GOAL OF THE EXERCISE: From the material below, list every line containing "Jünger".

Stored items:
----

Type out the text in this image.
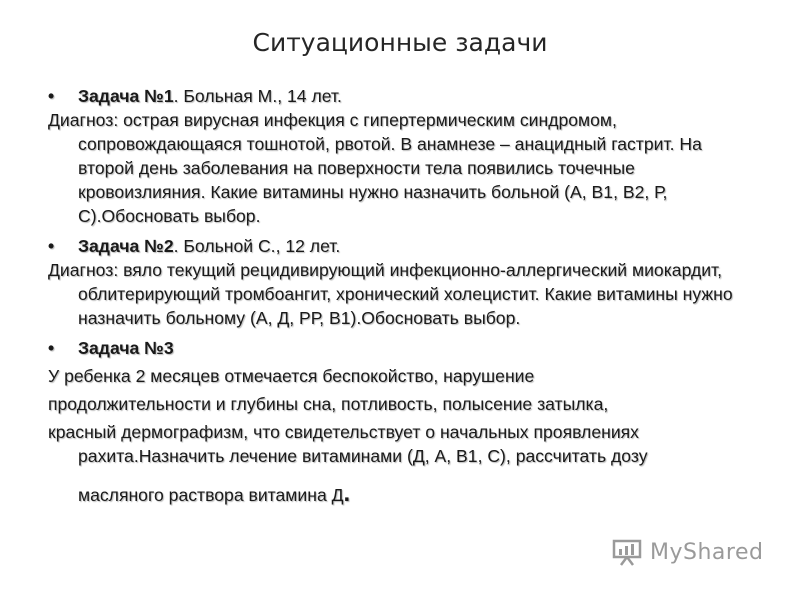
Ситуационные задачи
• Задача №1. Больная М., 14 лет.
Диагноз: острая вирусная инфекция с гипертермическим синдромом, сопровождающаяся тошнотой, рвотой. В анамнезе – анацидный гастрит. На второй день заболевания на поверхности тела появились точечные кровоизлияния. Какие витамины нужно назначить больной (А, В1, В2, Р, С).Обосновать выбор.
• Задача №2. Больной С., 12 лет.
Диагноз: вяло текущий рецидивирующий инфекционно-аллергический миокардит, облитерирующий тромбоангит, хронический холецистит. Какие витамины нужно назначить больному (А, Д, РР, В1).Обосновать выбор.
• Задача №3
У ребенка 2 месяцев отмечается беспокойство, нарушение
продолжительности и глубины сна, потливость, полысение затылка,
красный дермографизм, что свидетельствует о начальных проявлениях рахита.Назначить лечение витаминами (Д, А, В1, С), рассчитать дозу
масляного раствора витамина Д.
MyShared
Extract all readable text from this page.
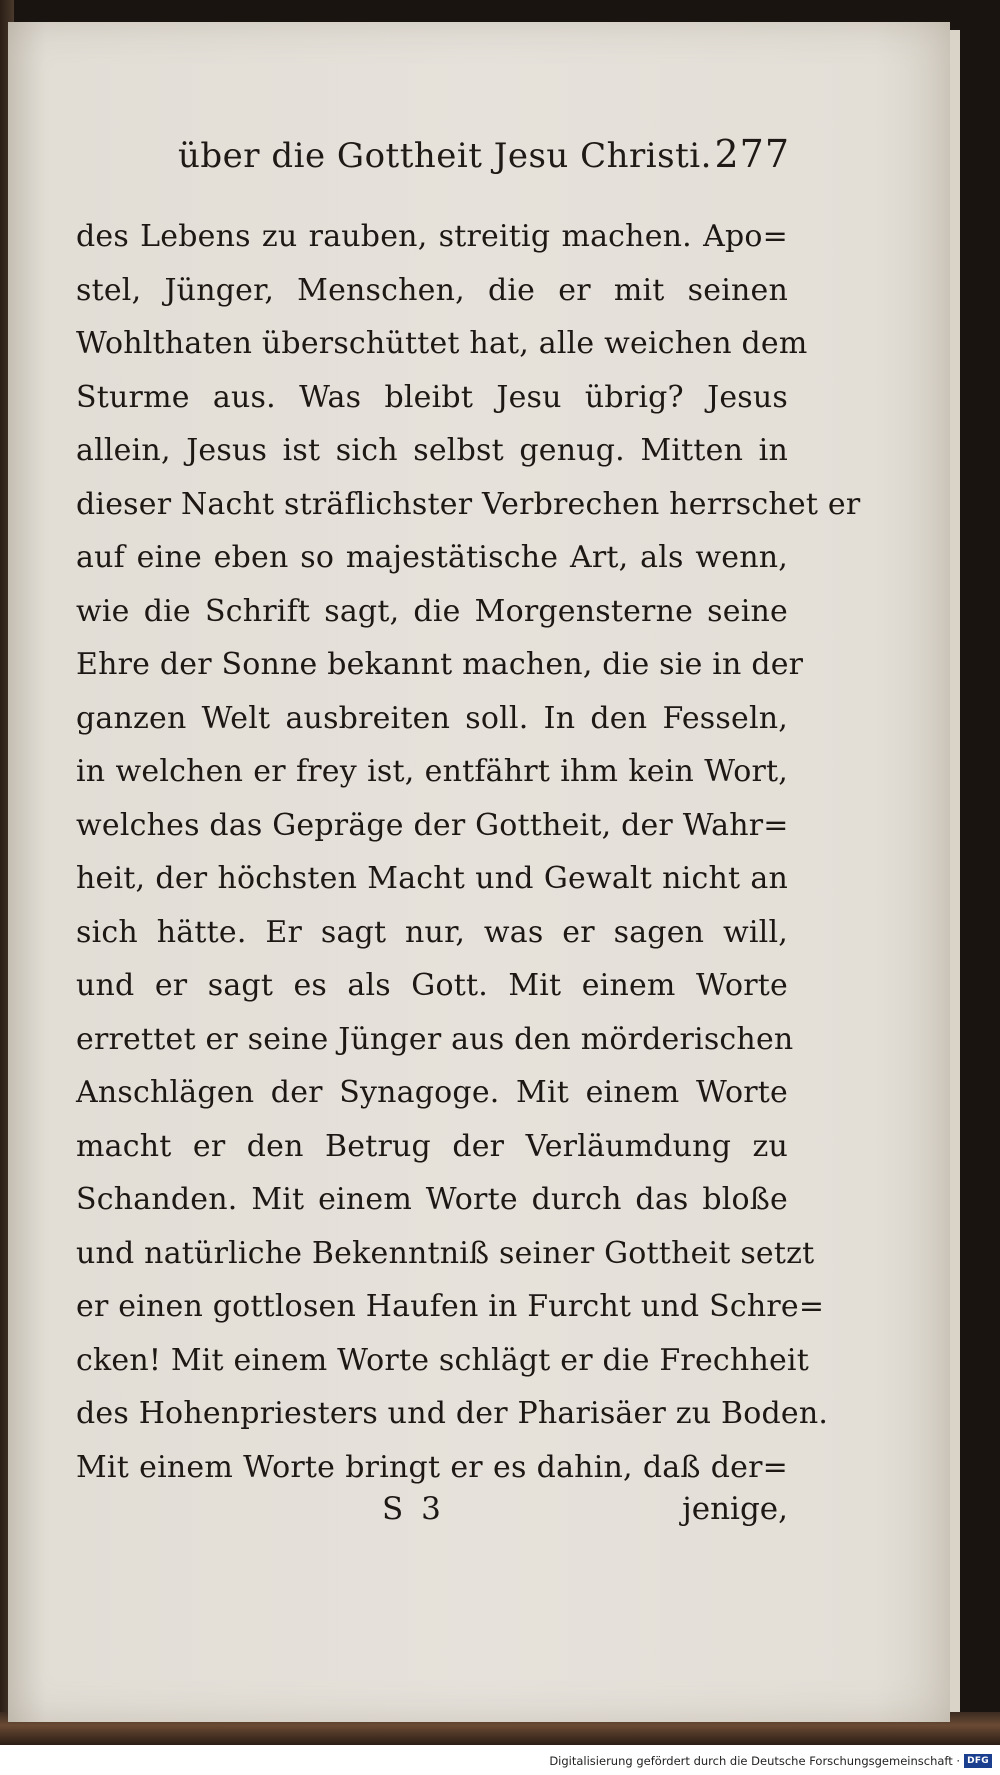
über die Gottheit Jesu Christi. 277
des Lebens zu rauben, streitig machen. Apo=
stel, Jünger, Menschen, die er mit seinen
Wohlthaten überschüttet hat, alle weichen dem
Sturme aus. Was bleibt Jesu übrig? Jesus
allein, Jesus ist sich selbst genug. Mitten in
dieser Nacht sträflichster Verbrechen herrschet er
auf eine eben so majestätische Art, als wenn,
wie die Schrift sagt, die Morgensterne seine
Ehre der Sonne bekannt machen, die sie in der
ganzen Welt ausbreiten soll. In den Fesseln,
in welchen er frey ist, entfährt ihm kein Wort,
welches das Gepräge der Gottheit, der Wahr=
heit, der höchsten Macht und Gewalt nicht an
sich hätte. Er sagt nur, was er sagen will,
und er sagt es als Gott. Mit einem Worte
errettet er seine Jünger aus den mörderischen
Anschlägen der Synagoge. Mit einem Worte
macht er den Betrug der Verläumdung zu
Schanden. Mit einem Worte durch das bloße
und natürliche Bekenntniß seiner Gottheit setzt
er einen gottlosen Haufen in Furcht und Schre=
cken! Mit einem Worte schlägt er die Frechheit
des Hohenpriesters und der Pharisäer zu Boden.
Mit einem Worte bringt er es dahin, daß der=
S 3	jenige,
Digitalisierung gefördert durch die Deutsche Forschungsgemeinschaft · DFG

----

THE REPLY:
stel, Jünger, Menschen, die er mit seinen
errettet er seine Jünger aus den mörderischen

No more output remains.